**JOB:** Output the data exactly, with every line intact.

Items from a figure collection
______
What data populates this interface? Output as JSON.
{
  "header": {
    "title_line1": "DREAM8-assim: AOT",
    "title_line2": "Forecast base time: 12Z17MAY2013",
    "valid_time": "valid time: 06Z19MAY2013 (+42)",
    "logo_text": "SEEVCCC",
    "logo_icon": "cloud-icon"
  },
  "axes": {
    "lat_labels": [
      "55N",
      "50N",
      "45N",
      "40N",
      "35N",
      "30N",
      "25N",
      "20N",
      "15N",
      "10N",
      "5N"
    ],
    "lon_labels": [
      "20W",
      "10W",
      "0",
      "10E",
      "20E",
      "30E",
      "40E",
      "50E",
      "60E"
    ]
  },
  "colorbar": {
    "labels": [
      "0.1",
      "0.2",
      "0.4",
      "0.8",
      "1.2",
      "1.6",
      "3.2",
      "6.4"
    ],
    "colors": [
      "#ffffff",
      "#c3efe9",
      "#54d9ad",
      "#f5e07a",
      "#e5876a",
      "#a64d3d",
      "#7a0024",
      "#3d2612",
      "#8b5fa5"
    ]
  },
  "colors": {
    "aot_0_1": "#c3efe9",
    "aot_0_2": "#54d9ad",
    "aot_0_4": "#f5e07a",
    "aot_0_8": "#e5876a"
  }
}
______
**PROBLEM SOLUTION:**
What data populates this interface? Output as JSON.
{
  "header": {
    "title_line1": "DREAM8-assim: AOT",
    "title_line2": "Forecast base time: 12Z17MAY2013",
    "valid_time": "valid time: 06Z19MAY2013 (+42)",
    "logo_text": "SEEVCCC",
    "logo_icon": "cloud-icon"
  },
  "axes": {
    "lat_labels": [
      "55N",
      "50N",
      "45N",
      "40N",
      "35N",
      "30N",
      "25N",
      "20N",
      "15N",
      "10N",
      "5N"
    ],
    "lon_labels": [
      "20W",
      "10W",
      "0",
      "10E",
      "20E",
      "30E",
      "40E",
      "50E",
      "60E"
    ]
  },
  "colorbar": {
    "labels": [
      "0.1",
      "0.2",
      "0.4",
      "0.8",
      "1.2",
      "1.6",
      "3.2",
      "6.4"
    ],
    "colors": [
      "#ffffff",
      "#c3efe9",
      "#54d9ad",
      "#f5e07a",
      "#e5876a",
      "#a64d3d",
      "#7a0024",
      "#3d2612",
      "#8b5fa5"
    ]
  },
  "colors": {
    "aot_0_1": "#c3efe9",
    "aot_0_2": "#54d9ad",
    "aot_0_4": "#f5e07a",
    "aot_0_8": "#e5876a"
  }
}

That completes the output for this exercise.